╭─ Records

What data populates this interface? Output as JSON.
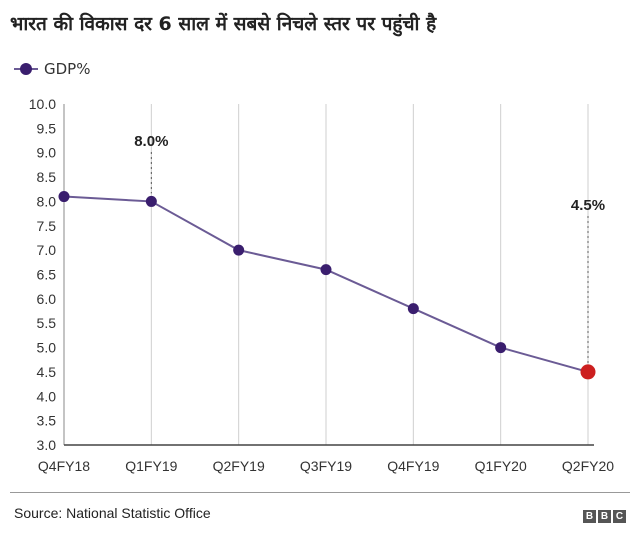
{
  "title": "भारत की विकास दर 6 साल में सबसे निचले स्तर पर पहुंची है",
  "source": "Source: National Statistic Office",
  "logo": [
    "B",
    "B",
    "C"
  ],
  "colors": {
    "line": "#6b5b95",
    "point": "#3a1e6e",
    "highlight": "#cc1f1f",
    "grid": "#cfcfcf",
    "axis": "#888888"
  },
  "chart_data": {
    "type": "line",
    "categories": [
      "Q4FY18",
      "Q1FY19",
      "Q2FY19",
      "Q3FY19",
      "Q4FY19",
      "Q1FY20",
      "Q2FY20"
    ],
    "series": [
      {
        "name": "GDP%",
        "values": [
          8.1,
          8.0,
          7.0,
          6.6,
          5.8,
          5.0,
          4.5
        ]
      }
    ],
    "ylim": [
      3.0,
      10.0
    ],
    "yticks": [
      "3.0",
      "3.5",
      "4.0",
      "4.5",
      "5.0",
      "5.5",
      "6.0",
      "6.5",
      "7.0",
      "7.5",
      "8.0",
      "8.5",
      "9.0",
      "9.5",
      "10.0"
    ],
    "annotations": [
      {
        "category": "Q1FY19",
        "text": "8.0%"
      },
      {
        "category": "Q2FY20",
        "text": "4.5%"
      }
    ],
    "highlight": "Q2FY20",
    "legend": "top-left",
    "grid": "vertical"
  }
}
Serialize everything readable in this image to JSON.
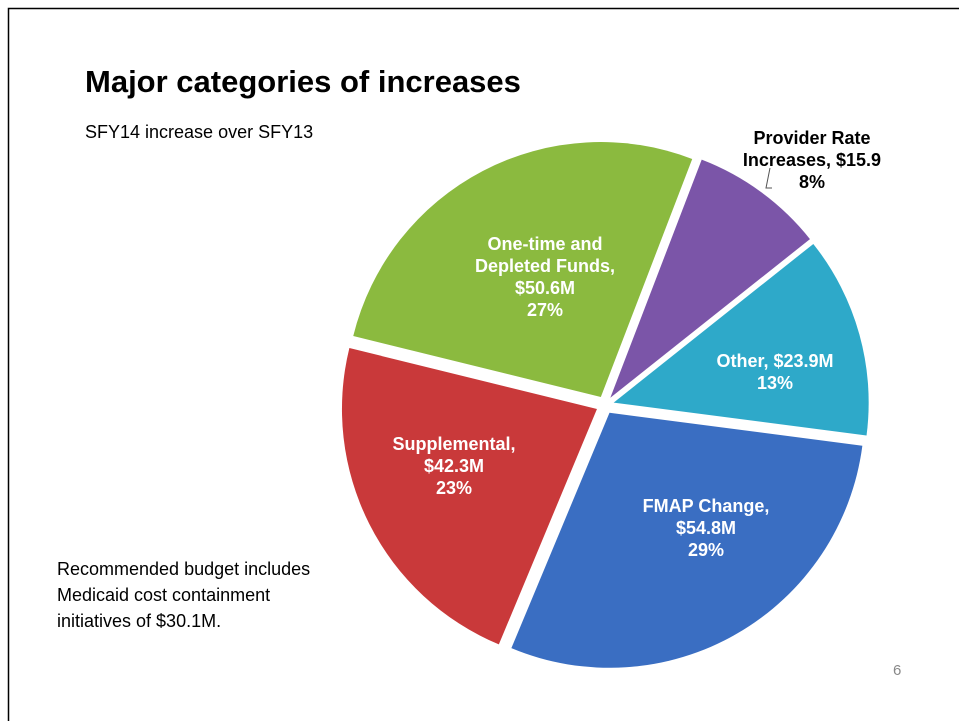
{
  "title": "Major categories of increases",
  "subtitle": "SFY14 increase over SFY13",
  "note": [
    "Recommended budget includes",
    "Medicaid cost containment",
    "initiatives of $30.1M."
  ],
  "page_number": "6",
  "chart_data": {
    "type": "pie",
    "categories": [
      "Provider Rate Increases,",
      "Other,",
      "FMAP Change,",
      "Supplemental,",
      "One-time and Depleted Funds,"
    ],
    "values": [
      15.9,
      23.9,
      54.8,
      42.3,
      50.6
    ],
    "value_labels": [
      "$15.9",
      "$23.9M",
      "$54.8M",
      "$42.3M",
      "$50.6M"
    ],
    "percentages": [
      8,
      13,
      29,
      23,
      27
    ],
    "percentage_labels": [
      "8%",
      "13%",
      "29%",
      "23%",
      "27%"
    ],
    "colors": [
      "#7b55a8",
      "#2ea9c9",
      "#3a6ec2",
      "#c9393a",
      "#8bba3f"
    ]
  }
}
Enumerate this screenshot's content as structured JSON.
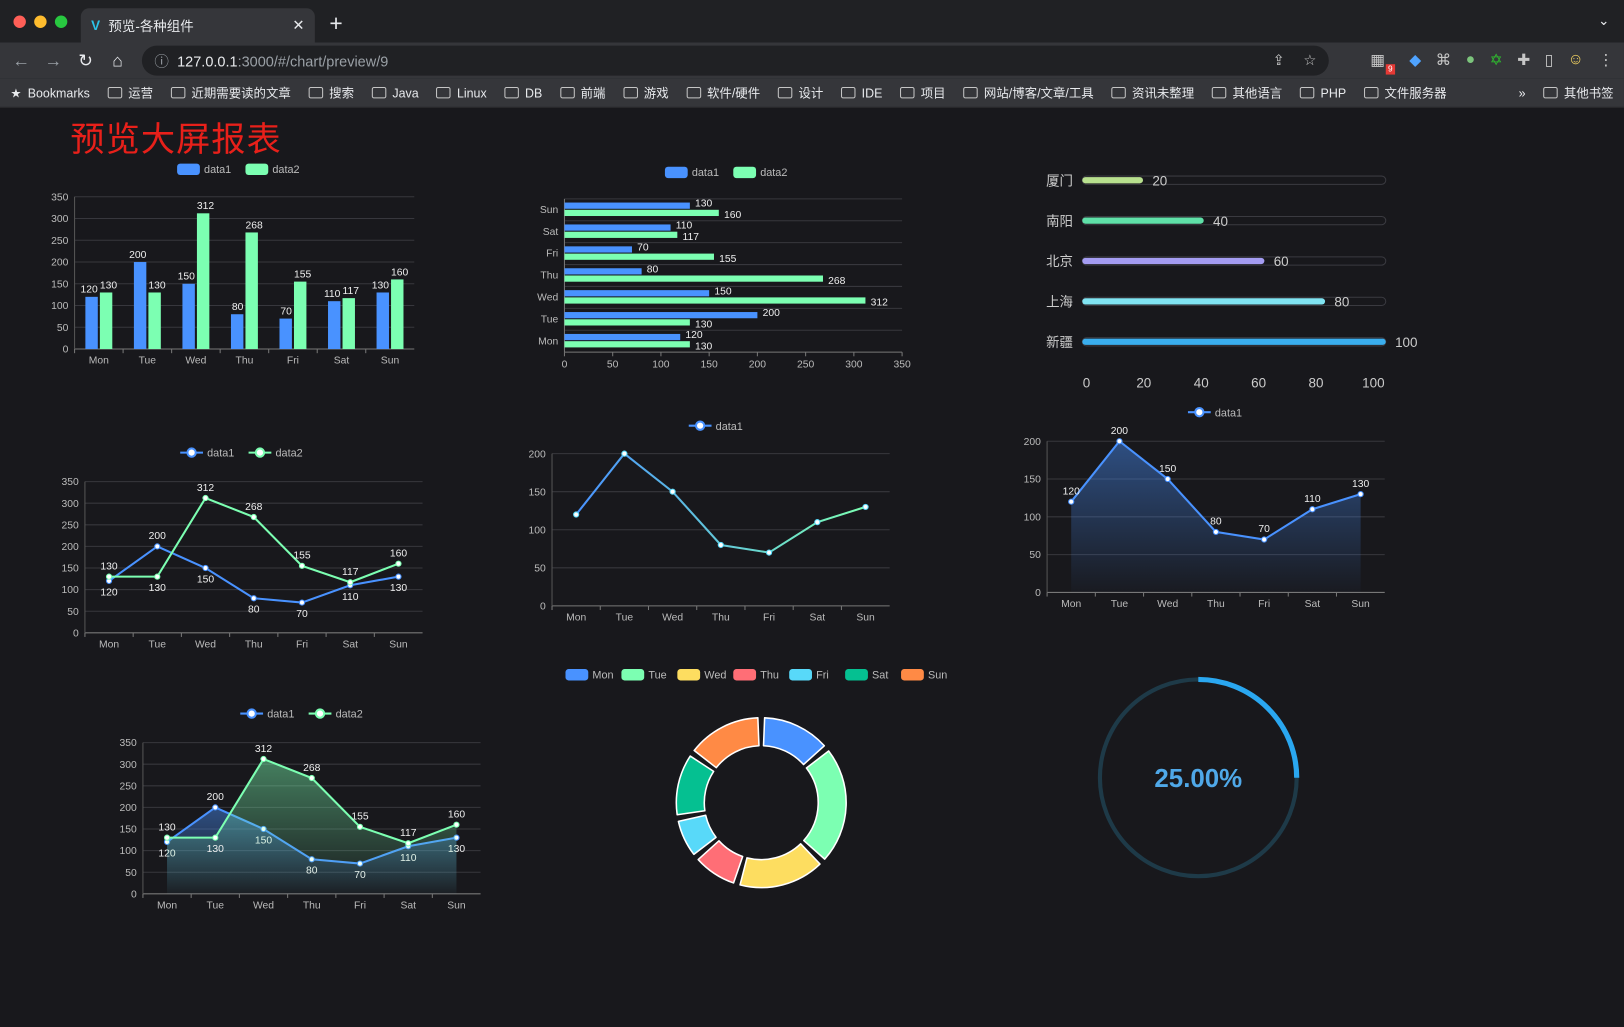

╰─

*Task prompt:* Copy every record character for character. Skip the pictures.

*Reply:*
What data populates this interface? Output as JSON.
{
  "title": "भारत की विकास दर 6 साल में सबसे निचले स्तर पर पहुंची है",
  "source": "Source: National Statistic Office",
  "logo": [
    "B",
    "B",
    "C"
  ],
  "colors": {
    "line": "#6b5b95",
    "point": "#3a1e6e",
    "highlight": "#cc1f1f",
    "grid": "#cfcfcf",
    "axis": "#888888"
  },
  "chart_data": {
    "type": "line",
    "categories": [
      "Q4FY18",
      "Q1FY19",
      "Q2FY19",
      "Q3FY19",
      "Q4FY19",
      "Q1FY20",
      "Q2FY20"
    ],
    "series": [
      {
        "name": "GDP%",
        "values": [
          8.1,
          8.0,
          7.0,
          6.6,
          5.8,
          5.0,
          4.5
        ]
      }
    ],
    "ylim": [
      3.0,
      10.0
    ],
    "yticks": [
      "3.0",
      "3.5",
      "4.0",
      "4.5",
      "5.0",
      "5.5",
      "6.0",
      "6.5",
      "7.0",
      "7.5",
      "8.0",
      "8.5",
      "9.0",
      "9.5",
      "10.0"
    ],
    "annotations": [
      {
        "category": "Q1FY19",
        "text": "8.0%"
      },
      {
        "category": "Q2FY20",
        "text": "4.5%"
      }
    ],
    "highlight": "Q2FY20",
    "legend": "top-left",
    "grid": "vertical"
  }
}
Serialize everything readable in this image to JSON.
{
  "title": "Major categories of increases",
  "subtitle": "SFY14 increase over SFY13",
  "note": [
    "Recommended budget includes",
    "Medicaid cost containment",
    "initiatives of $30.1M."
  ],
  "page_number": "6",
  "chart_data": {
    "type": "pie",
    "categories": [
      "Provider Rate Increases,",
      "Other,",
      "FMAP Change,",
      "Supplemental,",
      "One-time and Depleted Funds,"
    ],
    "values": [
      15.9,
      23.9,
      54.8,
      42.3,
      50.6
    ],
    "value_labels": [
      "$15.9",
      "$23.9M",
      "$54.8M",
      "$42.3M",
      "$50.6M"
    ],
    "percentages": [
      8,
      13,
      29,
      23,
      27
    ],
    "percentage_labels": [
      "8%",
      "13%",
      "29%",
      "23%",
      "27%"
    ],
    "colors": [
      "#7b55a8",
      "#2ea9c9",
      "#3a6ec2",
      "#c9393a",
      "#8bba3f"
    ]
  }
}
Enumerate this screenshot's content as structured JSON.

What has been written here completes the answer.